* What the task asks *
Locate the word "rupee" in the data below, then copy every line that holds it.
═════ Materials provided
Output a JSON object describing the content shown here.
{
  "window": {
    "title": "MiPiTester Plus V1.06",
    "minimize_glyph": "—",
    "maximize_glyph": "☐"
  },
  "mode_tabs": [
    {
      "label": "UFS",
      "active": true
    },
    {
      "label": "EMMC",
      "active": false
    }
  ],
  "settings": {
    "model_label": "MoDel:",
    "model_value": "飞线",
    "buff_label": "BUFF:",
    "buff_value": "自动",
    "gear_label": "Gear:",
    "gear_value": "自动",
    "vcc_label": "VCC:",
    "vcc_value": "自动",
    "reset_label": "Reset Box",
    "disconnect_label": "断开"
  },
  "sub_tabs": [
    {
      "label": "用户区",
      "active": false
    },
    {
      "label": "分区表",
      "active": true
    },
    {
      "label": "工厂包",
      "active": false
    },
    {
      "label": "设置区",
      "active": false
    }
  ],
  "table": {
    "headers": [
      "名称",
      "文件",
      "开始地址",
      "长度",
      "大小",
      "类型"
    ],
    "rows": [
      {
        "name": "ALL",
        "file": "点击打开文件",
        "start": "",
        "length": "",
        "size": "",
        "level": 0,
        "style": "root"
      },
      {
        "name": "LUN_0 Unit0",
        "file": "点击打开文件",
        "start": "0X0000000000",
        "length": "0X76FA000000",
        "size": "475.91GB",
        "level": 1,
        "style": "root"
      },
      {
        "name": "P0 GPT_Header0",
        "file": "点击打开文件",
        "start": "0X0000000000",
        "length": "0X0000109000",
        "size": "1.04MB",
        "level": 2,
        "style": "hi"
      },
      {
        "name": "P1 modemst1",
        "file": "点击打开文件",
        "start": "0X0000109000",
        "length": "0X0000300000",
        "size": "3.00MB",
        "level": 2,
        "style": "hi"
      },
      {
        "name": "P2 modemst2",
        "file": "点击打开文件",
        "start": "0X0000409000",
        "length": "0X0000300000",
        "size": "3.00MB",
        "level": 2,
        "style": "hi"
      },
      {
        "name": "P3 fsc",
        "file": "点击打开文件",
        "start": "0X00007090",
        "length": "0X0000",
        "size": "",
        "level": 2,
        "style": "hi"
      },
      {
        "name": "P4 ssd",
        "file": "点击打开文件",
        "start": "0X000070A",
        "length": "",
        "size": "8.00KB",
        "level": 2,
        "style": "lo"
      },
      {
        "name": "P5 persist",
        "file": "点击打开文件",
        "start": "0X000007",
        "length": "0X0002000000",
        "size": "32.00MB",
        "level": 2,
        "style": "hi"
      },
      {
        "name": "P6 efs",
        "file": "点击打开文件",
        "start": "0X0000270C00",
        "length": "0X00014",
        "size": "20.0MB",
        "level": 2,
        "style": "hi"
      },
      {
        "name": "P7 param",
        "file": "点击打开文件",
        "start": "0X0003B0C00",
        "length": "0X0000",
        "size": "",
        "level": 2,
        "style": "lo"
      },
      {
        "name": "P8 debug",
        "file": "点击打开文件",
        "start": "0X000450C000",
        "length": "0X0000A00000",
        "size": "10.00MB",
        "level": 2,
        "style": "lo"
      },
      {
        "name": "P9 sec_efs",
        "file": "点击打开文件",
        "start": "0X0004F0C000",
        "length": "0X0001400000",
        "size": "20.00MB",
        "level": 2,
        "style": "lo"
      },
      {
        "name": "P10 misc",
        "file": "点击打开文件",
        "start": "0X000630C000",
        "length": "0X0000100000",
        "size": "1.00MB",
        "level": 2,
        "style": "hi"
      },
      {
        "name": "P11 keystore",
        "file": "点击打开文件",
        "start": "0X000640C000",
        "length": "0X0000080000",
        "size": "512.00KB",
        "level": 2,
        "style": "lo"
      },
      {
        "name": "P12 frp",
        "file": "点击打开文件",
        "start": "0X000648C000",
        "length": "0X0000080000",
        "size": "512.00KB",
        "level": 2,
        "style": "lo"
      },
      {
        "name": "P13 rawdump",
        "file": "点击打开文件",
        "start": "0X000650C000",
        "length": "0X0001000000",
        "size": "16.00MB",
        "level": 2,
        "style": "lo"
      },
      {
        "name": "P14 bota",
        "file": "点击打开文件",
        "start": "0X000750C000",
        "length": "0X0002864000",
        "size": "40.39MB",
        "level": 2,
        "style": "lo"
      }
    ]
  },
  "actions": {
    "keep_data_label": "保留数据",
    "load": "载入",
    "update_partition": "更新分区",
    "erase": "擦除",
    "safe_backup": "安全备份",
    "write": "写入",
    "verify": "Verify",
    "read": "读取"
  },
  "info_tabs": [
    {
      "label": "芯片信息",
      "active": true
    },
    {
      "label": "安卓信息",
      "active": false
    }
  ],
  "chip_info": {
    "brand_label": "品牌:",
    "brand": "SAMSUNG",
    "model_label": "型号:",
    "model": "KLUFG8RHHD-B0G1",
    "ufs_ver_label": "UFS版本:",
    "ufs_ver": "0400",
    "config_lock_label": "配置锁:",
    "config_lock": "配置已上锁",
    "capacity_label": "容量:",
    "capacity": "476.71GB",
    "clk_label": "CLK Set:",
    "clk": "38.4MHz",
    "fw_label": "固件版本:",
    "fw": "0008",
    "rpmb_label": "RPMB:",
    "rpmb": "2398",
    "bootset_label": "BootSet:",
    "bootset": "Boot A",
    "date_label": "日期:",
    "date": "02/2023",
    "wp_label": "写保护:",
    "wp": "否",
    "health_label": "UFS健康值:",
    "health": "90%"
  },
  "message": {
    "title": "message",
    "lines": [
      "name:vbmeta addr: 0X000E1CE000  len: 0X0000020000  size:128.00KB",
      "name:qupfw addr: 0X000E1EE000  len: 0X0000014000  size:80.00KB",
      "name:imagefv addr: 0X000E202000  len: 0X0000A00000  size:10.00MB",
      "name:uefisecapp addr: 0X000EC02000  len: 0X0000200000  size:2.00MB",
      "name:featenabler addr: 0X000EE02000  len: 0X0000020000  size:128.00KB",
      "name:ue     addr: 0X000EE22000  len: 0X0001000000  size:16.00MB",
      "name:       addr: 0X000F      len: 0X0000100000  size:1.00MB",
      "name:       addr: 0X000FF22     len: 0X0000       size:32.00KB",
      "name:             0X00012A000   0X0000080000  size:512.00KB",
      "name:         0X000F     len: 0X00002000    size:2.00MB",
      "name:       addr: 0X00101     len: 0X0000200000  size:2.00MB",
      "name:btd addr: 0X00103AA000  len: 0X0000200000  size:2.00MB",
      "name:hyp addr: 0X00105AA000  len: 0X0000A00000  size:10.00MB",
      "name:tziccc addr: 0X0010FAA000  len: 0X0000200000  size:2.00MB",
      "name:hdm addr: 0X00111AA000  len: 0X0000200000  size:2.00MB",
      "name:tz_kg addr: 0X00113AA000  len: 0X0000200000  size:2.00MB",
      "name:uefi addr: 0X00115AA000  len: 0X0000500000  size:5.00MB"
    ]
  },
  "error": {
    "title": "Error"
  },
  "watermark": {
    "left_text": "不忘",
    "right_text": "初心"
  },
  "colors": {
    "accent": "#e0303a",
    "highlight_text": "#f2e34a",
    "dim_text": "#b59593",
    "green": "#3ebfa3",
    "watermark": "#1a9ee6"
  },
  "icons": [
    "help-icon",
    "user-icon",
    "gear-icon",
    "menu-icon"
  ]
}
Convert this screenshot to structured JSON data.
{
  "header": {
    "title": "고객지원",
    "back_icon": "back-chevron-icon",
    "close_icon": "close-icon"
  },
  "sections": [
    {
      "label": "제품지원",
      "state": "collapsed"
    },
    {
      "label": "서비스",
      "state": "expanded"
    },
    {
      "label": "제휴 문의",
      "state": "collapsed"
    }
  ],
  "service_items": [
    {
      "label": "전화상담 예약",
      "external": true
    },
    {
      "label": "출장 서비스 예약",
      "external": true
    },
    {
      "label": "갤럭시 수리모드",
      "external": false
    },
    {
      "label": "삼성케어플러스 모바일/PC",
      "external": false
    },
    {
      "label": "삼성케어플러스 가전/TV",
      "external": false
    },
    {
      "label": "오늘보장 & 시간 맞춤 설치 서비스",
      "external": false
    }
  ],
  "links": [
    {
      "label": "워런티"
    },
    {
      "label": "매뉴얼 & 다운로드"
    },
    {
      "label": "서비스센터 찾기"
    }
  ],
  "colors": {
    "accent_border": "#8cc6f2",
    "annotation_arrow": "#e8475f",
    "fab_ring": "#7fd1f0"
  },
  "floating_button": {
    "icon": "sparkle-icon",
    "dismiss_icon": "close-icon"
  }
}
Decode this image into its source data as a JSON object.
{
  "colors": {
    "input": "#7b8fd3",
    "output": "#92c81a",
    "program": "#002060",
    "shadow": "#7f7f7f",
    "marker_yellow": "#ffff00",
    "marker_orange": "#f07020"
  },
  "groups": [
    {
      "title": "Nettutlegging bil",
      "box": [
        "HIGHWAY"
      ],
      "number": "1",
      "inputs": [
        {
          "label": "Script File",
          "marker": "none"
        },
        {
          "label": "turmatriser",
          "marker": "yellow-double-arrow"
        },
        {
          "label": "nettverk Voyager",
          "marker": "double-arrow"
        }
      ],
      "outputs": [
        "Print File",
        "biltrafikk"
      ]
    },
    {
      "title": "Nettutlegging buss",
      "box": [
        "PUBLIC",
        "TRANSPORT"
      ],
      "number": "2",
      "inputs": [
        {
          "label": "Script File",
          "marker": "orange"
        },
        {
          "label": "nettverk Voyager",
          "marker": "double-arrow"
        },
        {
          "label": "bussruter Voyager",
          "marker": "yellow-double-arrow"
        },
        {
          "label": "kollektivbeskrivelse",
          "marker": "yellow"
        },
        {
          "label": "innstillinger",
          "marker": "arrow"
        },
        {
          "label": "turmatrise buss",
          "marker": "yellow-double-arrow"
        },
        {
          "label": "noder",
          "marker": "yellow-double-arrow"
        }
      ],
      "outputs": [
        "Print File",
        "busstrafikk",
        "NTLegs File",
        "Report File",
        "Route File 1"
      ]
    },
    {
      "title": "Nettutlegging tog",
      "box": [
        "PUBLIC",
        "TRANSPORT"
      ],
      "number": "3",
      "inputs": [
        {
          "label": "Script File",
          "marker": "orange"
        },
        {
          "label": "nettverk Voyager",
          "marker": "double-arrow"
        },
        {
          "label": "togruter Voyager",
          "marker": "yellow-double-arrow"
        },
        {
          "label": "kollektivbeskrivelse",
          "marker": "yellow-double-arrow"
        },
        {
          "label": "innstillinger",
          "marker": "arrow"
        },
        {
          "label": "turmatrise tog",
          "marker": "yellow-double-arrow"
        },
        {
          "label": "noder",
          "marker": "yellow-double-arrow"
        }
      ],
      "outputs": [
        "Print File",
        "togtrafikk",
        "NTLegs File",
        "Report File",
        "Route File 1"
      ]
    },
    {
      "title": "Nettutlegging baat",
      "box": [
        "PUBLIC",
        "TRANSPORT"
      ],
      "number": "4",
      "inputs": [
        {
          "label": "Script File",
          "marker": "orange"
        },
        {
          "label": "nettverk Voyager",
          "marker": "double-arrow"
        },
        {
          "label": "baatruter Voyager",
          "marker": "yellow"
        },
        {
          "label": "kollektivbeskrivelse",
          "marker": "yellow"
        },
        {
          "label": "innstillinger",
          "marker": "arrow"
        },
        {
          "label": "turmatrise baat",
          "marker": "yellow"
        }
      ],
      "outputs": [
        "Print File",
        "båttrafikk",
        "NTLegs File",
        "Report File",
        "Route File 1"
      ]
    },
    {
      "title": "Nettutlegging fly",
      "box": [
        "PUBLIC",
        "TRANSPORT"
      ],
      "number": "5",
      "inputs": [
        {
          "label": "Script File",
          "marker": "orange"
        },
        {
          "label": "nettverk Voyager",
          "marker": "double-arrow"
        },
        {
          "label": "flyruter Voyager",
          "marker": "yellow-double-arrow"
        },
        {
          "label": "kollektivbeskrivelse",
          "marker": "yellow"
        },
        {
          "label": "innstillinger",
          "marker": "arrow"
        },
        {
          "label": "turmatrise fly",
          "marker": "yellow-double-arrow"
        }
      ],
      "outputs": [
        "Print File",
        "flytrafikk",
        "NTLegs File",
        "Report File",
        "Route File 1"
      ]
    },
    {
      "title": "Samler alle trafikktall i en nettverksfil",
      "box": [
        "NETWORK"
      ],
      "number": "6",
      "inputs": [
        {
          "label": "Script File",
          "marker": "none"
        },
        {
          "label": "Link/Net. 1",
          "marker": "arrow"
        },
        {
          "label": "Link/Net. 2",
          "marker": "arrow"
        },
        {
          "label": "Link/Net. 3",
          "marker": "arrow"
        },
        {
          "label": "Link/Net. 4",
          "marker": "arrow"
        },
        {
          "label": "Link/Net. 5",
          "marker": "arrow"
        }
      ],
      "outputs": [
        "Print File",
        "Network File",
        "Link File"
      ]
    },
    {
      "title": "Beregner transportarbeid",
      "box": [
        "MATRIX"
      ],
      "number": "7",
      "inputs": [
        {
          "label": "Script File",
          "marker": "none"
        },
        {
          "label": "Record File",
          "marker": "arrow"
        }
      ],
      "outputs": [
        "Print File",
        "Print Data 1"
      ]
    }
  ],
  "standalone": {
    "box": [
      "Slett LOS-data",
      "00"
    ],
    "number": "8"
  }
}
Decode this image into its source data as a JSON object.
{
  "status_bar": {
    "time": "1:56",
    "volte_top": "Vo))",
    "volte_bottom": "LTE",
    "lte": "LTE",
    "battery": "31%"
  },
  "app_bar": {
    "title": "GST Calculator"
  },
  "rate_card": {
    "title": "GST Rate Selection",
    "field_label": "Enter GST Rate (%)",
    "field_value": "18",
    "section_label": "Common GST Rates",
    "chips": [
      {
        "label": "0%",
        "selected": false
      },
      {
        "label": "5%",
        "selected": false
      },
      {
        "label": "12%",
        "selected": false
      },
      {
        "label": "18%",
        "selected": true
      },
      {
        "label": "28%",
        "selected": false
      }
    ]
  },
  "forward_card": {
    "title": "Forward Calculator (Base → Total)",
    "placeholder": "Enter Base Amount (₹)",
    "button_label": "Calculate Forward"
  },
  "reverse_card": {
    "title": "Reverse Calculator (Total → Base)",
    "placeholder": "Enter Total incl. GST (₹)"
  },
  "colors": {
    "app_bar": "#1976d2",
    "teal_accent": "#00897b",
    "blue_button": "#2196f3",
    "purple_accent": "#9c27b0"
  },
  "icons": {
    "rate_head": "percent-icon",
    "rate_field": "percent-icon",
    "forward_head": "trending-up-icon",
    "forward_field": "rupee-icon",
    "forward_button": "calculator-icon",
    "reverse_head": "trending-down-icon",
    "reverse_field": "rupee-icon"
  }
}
══════════
* Solution to the problem *
    "forward_field": "rupee-icon",
    "reverse_field": "rupee-icon"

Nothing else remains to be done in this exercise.